*What you have to do*: What follows is a listing; give it again exactly, in its entirety.

*Exercise material*:
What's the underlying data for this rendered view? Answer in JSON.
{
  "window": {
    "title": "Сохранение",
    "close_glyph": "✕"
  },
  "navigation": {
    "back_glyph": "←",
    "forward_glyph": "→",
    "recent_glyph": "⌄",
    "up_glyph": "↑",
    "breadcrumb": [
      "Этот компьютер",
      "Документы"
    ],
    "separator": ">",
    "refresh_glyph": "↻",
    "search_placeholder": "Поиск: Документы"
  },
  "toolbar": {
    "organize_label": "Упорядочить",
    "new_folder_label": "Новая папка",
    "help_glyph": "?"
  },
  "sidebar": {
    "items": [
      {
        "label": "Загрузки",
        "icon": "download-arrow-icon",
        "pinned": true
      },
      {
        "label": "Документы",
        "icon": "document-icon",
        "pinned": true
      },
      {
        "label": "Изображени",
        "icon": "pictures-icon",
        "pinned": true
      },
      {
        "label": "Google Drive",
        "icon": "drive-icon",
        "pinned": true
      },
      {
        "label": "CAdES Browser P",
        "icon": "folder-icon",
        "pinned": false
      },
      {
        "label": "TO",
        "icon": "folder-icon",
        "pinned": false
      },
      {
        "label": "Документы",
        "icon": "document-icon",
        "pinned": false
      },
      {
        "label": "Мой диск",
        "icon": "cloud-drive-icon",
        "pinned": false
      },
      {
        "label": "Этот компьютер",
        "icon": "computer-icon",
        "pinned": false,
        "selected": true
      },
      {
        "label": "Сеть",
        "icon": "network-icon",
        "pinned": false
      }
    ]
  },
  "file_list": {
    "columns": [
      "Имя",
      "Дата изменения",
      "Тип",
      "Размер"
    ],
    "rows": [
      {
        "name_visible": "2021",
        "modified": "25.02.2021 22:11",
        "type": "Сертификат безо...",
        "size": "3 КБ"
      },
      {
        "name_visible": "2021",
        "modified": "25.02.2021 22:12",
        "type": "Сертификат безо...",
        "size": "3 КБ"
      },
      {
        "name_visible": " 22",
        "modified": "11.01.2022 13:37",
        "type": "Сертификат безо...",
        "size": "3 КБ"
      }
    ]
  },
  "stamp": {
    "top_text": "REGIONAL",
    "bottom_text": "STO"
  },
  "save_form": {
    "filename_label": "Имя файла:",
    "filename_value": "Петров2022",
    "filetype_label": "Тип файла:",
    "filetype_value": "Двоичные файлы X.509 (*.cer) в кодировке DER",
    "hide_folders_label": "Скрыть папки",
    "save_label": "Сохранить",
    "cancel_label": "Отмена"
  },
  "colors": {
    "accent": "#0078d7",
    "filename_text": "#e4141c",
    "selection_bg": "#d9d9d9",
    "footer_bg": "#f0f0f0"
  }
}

*In response*:
What's the underlying data for this rendered view? Answer in JSON.
{
  "window": {
    "title": "Сохранение",
    "close_glyph": "✕"
  },
  "navigation": {
    "back_glyph": "←",
    "forward_glyph": "→",
    "recent_glyph": "⌄",
    "up_glyph": "↑",
    "breadcrumb": [
      "Этот компьютер",
      "Документы"
    ],
    "separator": ">",
    "refresh_glyph": "↻",
    "search_placeholder": "Поиск: Документы"
  },
  "toolbar": {
    "organize_label": "Упорядочить",
    "new_folder_label": "Новая папка",
    "help_glyph": "?"
  },
  "sidebar": {
    "items": [
      {
        "label": "Загрузки",
        "icon": "download-arrow-icon",
        "pinned": true
      },
      {
        "label": "Документы",
        "icon": "document-icon",
        "pinned": true
      },
      {
        "label": "Изображени",
        "icon": "pictures-icon",
        "pinned": true
      },
      {
        "label": "Google Drive",
        "icon": "drive-icon",
        "pinned": true
      },
      {
        "label": "CAdES Browser P",
        "icon": "folder-icon",
        "pinned": false
      },
      {
        "label": "TO",
        "icon": "folder-icon",
        "pinned": false
      },
      {
        "label": "Документы",
        "icon": "document-icon",
        "pinned": false
      },
      {
        "label": "Мой диск",
        "icon": "cloud-drive-icon",
        "pinned": false
      },
      {
        "label": "Этот компьютер",
        "icon": "computer-icon",
        "pinned": false,
        "selected": true
      },
      {
        "label": "Сеть",
        "icon": "network-icon",
        "pinned": false
      }
    ]
  },
  "file_list": {
    "columns": [
      "Имя",
      "Дата изменения",
      "Тип",
      "Размер"
    ],
    "rows": [
      {
        "name_visible": "2021",
        "modified": "25.02.2021 22:11",
        "type": "Сертификат безо...",
        "size": "3 КБ"
      },
      {
        "name_visible": "2021",
        "modified": "25.02.2021 22:12",
        "type": "Сертификат безо...",
        "size": "3 КБ"
      },
      {
        "name_visible": " 22",
        "modified": "11.01.2022 13:37",
        "type": "Сертификат безо...",
        "size": "3 КБ"
      }
    ]
  },
  "stamp": {
    "top_text": "REGIONAL",
    "bottom_text": "STO"
  },
  "save_form": {
    "filename_label": "Имя файла:",
    "filename_value": "Петров2022",
    "filetype_label": "Тип файла:",
    "filetype_value": "Двоичные файлы X.509 (*.cer) в кодировке DER",
    "hide_folders_label": "Скрыть папки",
    "save_label": "Сохранить",
    "cancel_label": "Отмена"
  },
  "colors": {
    "accent": "#0078d7",
    "filename_text": "#e4141c",
    "selection_bg": "#d9d9d9",
    "footer_bg": "#f0f0f0"
  }
}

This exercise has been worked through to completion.